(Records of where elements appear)
::::

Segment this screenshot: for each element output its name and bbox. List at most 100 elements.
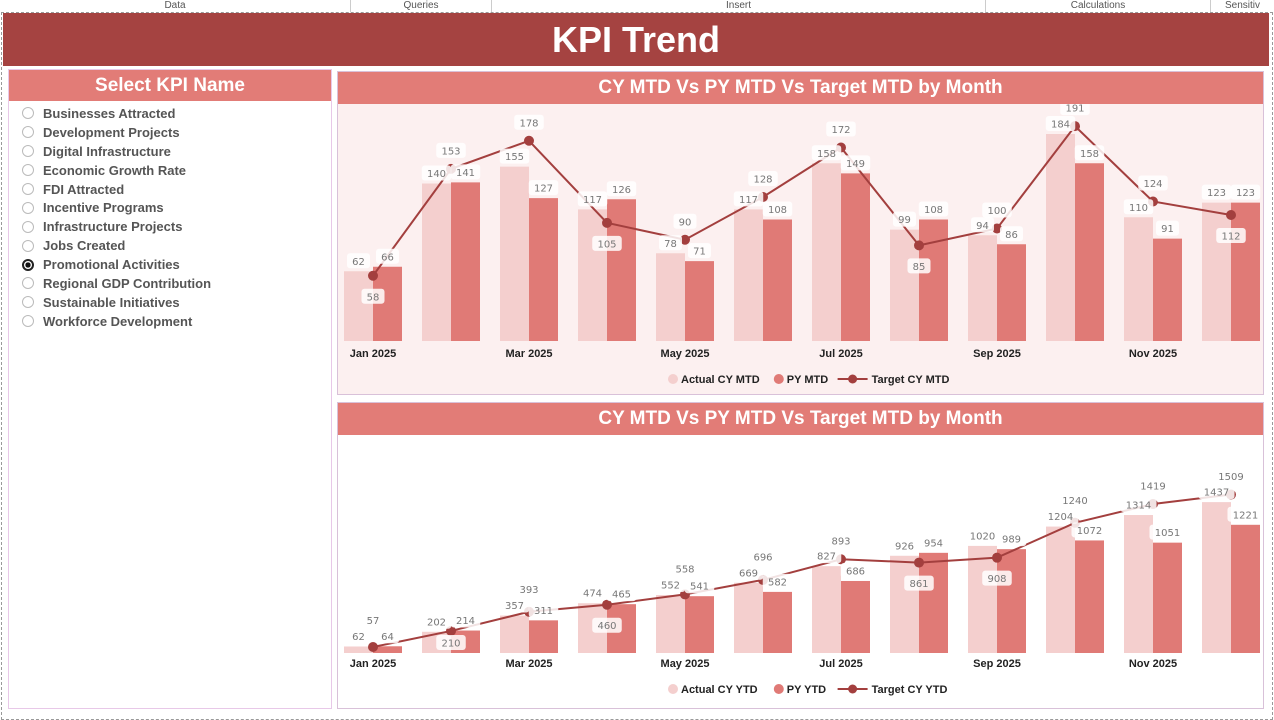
slicer-item[interactable]: Promotional Activities [9, 255, 331, 274]
menu-queries[interactable]: Queries [351, 0, 492, 12]
radio-button[interactable] [22, 164, 34, 177]
label-py-bg [376, 628, 399, 644]
slicer-item[interactable]: Sustainable Initiatives [9, 293, 331, 312]
slicer-item[interactable]: Infrastructure Projects [9, 217, 331, 236]
label-py-bg [684, 578, 715, 594]
label-actual-bg [971, 217, 994, 233]
radio-button[interactable] [22, 277, 34, 290]
label-actual: 94 [976, 221, 989, 232]
legend-actual: Actual CY YTD [681, 684, 758, 696]
label-py-bg [1071, 522, 1108, 538]
label-target: 85 [913, 262, 926, 273]
label-target: 191 [1065, 104, 1084, 115]
label-py-bg [528, 602, 559, 618]
x-tick-label: Jul 2025 [819, 658, 862, 670]
bar-actual [734, 209, 763, 341]
label-target: 861 [909, 579, 928, 590]
label-target-bg [1213, 468, 1249, 484]
slicer-item[interactable]: Regional GDP Contribution [9, 274, 331, 293]
legend-actual: Actual CY MTD [681, 374, 760, 386]
page-title: KPI Trend [3, 13, 1269, 66]
label-actual: 1204 [1048, 512, 1073, 523]
x-tick-label: Mar 2025 [505, 348, 552, 360]
radio-button[interactable] [22, 315, 34, 328]
menu-insert[interactable]: Insert [492, 0, 986, 12]
slicer-list: Businesses Attracted Development Projects… [9, 101, 331, 331]
label-actual: 827 [817, 552, 836, 563]
slicer-item[interactable]: Economic Growth Rate [9, 161, 331, 180]
slicer-item-label: Jobs Created [43, 238, 126, 254]
radio-button[interactable] [22, 296, 34, 309]
label-py-bg [840, 155, 871, 171]
bar-actual [422, 183, 451, 341]
slicer-item-label: Development Projects [43, 124, 180, 140]
label-py-bg [840, 562, 871, 578]
chart-title: CY MTD Vs PY MTD Vs Target MTD by Month [338, 72, 1263, 104]
label-py: 149 [846, 159, 865, 170]
slicer-item[interactable]: Businesses Attracted [9, 104, 331, 123]
bar-py [529, 620, 558, 653]
label-actual-bg [577, 585, 608, 601]
label-target-bg [670, 561, 700, 577]
bar-py [685, 596, 714, 653]
label-py-bg [762, 201, 793, 217]
label-target-bg [592, 235, 622, 251]
menu-data[interactable]: Data [0, 0, 351, 12]
slicer-item[interactable]: FDI Attracted [9, 180, 331, 199]
radio-button[interactable] [22, 220, 34, 233]
label-py-bg [996, 531, 1027, 547]
radio-button[interactable] [22, 201, 34, 214]
target-marker [992, 552, 1002, 563]
label-py-bg [528, 180, 559, 196]
menu-sensitivity[interactable]: Sensitiv [1211, 0, 1274, 12]
label-target-bg [982, 202, 1012, 218]
radio-button[interactable] [22, 183, 34, 195]
slicer-item-label: Digital Infrastructure [43, 143, 171, 159]
slicer-item-label: Sustainable Initiatives [43, 294, 180, 310]
slicer-item[interactable]: Jobs Created [9, 236, 331, 255]
label-py: 158 [1080, 149, 1099, 160]
x-tick-label: Sep 2025 [973, 348, 1021, 360]
label-target: 153 [441, 146, 460, 157]
target-marker [368, 642, 378, 653]
mtd-chart: 62 66 58 Jan 2025 140 141 153 155 127 178 Mar 2025… [344, 104, 1261, 386]
radio-button[interactable] [22, 239, 34, 252]
label-target: 893 [831, 537, 850, 548]
radio-button[interactable] [22, 107, 34, 120]
legend-actual-icon [668, 684, 678, 694]
label-actual: 1437 [1204, 488, 1229, 499]
label-actual: 78 [664, 239, 677, 250]
bar-py [685, 261, 714, 341]
target-marker [524, 135, 534, 146]
x-tick-label: May 2025 [661, 348, 710, 360]
bar-py [529, 198, 558, 341]
slicer-item[interactable]: Workforce Development [9, 312, 331, 331]
label-actual: 926 [895, 541, 914, 552]
slicer-item-label: Economic Growth Rate [43, 162, 187, 178]
slicer-item-label: Businesses Attracted [43, 105, 176, 121]
radio-button[interactable] [22, 258, 34, 271]
slicer-item[interactable]: Incentive Programs [9, 198, 331, 217]
label-actual-bg [499, 148, 530, 164]
label-target: 460 [597, 621, 616, 632]
radio-button[interactable] [22, 126, 34, 139]
label-py: 64 [381, 632, 394, 643]
radio-button[interactable] [22, 145, 34, 158]
menu-calculations[interactable]: Calculations [986, 0, 1211, 12]
slicer-item[interactable]: Development Projects [9, 123, 331, 142]
label-target: 210 [441, 639, 460, 650]
label-actual-bg [1123, 199, 1154, 215]
bar-py [763, 219, 792, 341]
label-actual: 669 [739, 568, 758, 579]
bar-actual [968, 235, 997, 341]
target-marker [680, 234, 690, 245]
slicer-item-label: Regional GDP Contribution [43, 275, 212, 291]
mtd-chart-panel: CY MTD Vs PY MTD Vs Target MTD by Month … [337, 71, 1264, 395]
label-target-bg [1138, 175, 1168, 191]
label-py-bg [376, 248, 399, 264]
slicer-item-label: Promotional Activities [43, 257, 180, 273]
bar-actual [734, 582, 763, 653]
bar-py [1231, 202, 1260, 341]
slicer-item[interactable]: Digital Infrastructure [9, 142, 331, 161]
label-py: 465 [612, 590, 631, 601]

::::

PROBLEM STATEMENT: Retype every row above character for character, omitting the pictures.

SOLUTION FOR THIS TASK:
Segment this screenshot: for each element output its name and bbox. List at most 100 elements.
slicer-item[interactable]: Promotional Activities [9, 255, 331, 274]
menu-queries[interactable]: Queries [351, 0, 492, 12]
radio-button[interactable] [22, 164, 34, 177]
label-py-bg [376, 628, 399, 644]
slicer-item[interactable]: Sustainable Initiatives [9, 293, 331, 312]
slicer-item[interactable]: Infrastructure Projects [9, 217, 331, 236]
label-py-bg [684, 578, 715, 594]
label-actual-bg [971, 217, 994, 233]
radio-button[interactable] [22, 277, 34, 290]
label-actual: 94 [976, 221, 989, 232]
legend-actual: Actual CY YTD [681, 684, 758, 696]
label-py-bg [1071, 522, 1108, 538]
label-target: 85 [913, 262, 926, 273]
label-target: 191 [1065, 104, 1084, 115]
label-py-bg [528, 602, 559, 618]
x-tick-label: Jul 2025 [819, 658, 862, 670]
bar-actual [734, 209, 763, 341]
label-target: 861 [909, 579, 928, 590]
label-target-bg [1213, 468, 1249, 484]
slicer-item[interactable]: Regional GDP Contribution [9, 274, 331, 293]
legend-actual: Actual CY MTD [681, 374, 760, 386]
page-title: KPI Trend [3, 13, 1269, 66]
label-actual: 1204 [1048, 512, 1073, 523]
x-tick-label: Mar 2025 [505, 348, 552, 360]
radio-button[interactable] [22, 315, 34, 328]
menu-insert[interactable]: Insert [492, 0, 986, 12]
slicer-list: Businesses Attracted Development Projects… [9, 101, 331, 331]
label-actual: 827 [817, 552, 836, 563]
slicer-item[interactable]: Economic Growth Rate [9, 161, 331, 180]
slicer-item-label: Jobs Created [43, 238, 126, 254]
radio-button[interactable] [22, 296, 34, 309]
label-py-bg [840, 155, 871, 171]
bar-actual [422, 183, 451, 341]
slicer-item-label: Development Projects [43, 124, 180, 140]
label-py-bg [840, 562, 871, 578]
chart-title: CY MTD Vs PY MTD Vs Target MTD by Month [338, 72, 1263, 104]
label-py: 149 [846, 159, 865, 170]
slicer-item[interactable]: Businesses Attracted [9, 104, 331, 123]
bar-py [529, 620, 558, 653]
label-actual-bg [577, 585, 608, 601]
label-target-bg [670, 561, 700, 577]
bar-py [685, 596, 714, 653]
label-py-bg [762, 201, 793, 217]
label-target-bg [592, 235, 622, 251]
menu-data[interactable]: Data [0, 0, 351, 12]
slicer-item[interactable]: FDI Attracted [9, 180, 331, 199]
radio-button[interactable] [22, 220, 34, 233]
label-py-bg [996, 531, 1027, 547]
radio-button[interactable] [22, 201, 34, 214]
target-marker [992, 552, 1002, 563]
label-py-bg [528, 180, 559, 196]
menu-sensitivity[interactable]: Sensitiv [1211, 0, 1274, 12]
label-target-bg [982, 202, 1012, 218]
radio-button[interactable] [22, 183, 34, 195]
slicer-item-label: Digital Infrastructure [43, 143, 171, 159]
slicer-item-label: Sustainable Initiatives [43, 294, 180, 310]
slicer-item[interactable]: Jobs Created [9, 236, 331, 255]
label-py: 158 [1080, 149, 1099, 160]
x-tick-label: Sep 2025 [973, 348, 1021, 360]
label-target: 153 [441, 146, 460, 157]
target-marker [368, 642, 378, 653]
mtd-chart: 62 66 58 Jan 2025 140 141 153 155 127 178 Mar 2025… [344, 104, 1261, 386]
radio-button[interactable] [22, 239, 34, 252]
label-target: 893 [831, 537, 850, 548]
radio-button[interactable] [22, 107, 34, 120]
legend-actual-icon [668, 684, 678, 694]
label-actual: 1437 [1204, 488, 1229, 499]
label-actual: 78 [664, 239, 677, 250]
bar-py [685, 261, 714, 341]
target-marker [524, 135, 534, 146]
x-tick-label: May 2025 [661, 348, 710, 360]
bar-py [529, 198, 558, 341]
slicer-item[interactable]: Workforce Development [9, 312, 331, 331]
label-actual: 926 [895, 541, 914, 552]
slicer-item-label: Economic Growth Rate [43, 162, 187, 178]
slicer-item-label: Businesses Attracted [43, 105, 176, 121]
radio-button[interactable] [22, 258, 34, 271]
slicer-item[interactable]: Incentive Programs [9, 198, 331, 217]
label-actual-bg [499, 148, 530, 164]
label-target: 460 [597, 621, 616, 632]
radio-button[interactable] [22, 126, 34, 139]
label-py: 64 [381, 632, 394, 643]
radio-button[interactable] [22, 145, 34, 158]
menu-calculations[interactable]: Calculations [986, 0, 1211, 12]
slicer-item[interactable]: Development Projects [9, 123, 331, 142]
label-target: 210 [441, 639, 460, 650]
label-actual-bg [1123, 199, 1154, 215]
bar-py [763, 219, 792, 341]
label-actual: 669 [739, 568, 758, 579]
bar-actual [968, 235, 997, 341]
target-marker [680, 234, 690, 245]
slicer-item-label: Regional GDP Contribution [43, 275, 212, 291]
mtd-chart-panel: CY MTD Vs PY MTD Vs Target MTD by Month … [337, 71, 1264, 395]
label-target-bg [1138, 175, 1168, 191]
label-py-bg [376, 248, 399, 264]
slicer-item-label: Promotional Activities [43, 257, 180, 273]
bar-actual [734, 582, 763, 653]
bar-py [1231, 202, 1260, 341]
slicer-item[interactable]: Digital Infrastructure [9, 142, 331, 161]
label-py: 465 [612, 590, 631, 601]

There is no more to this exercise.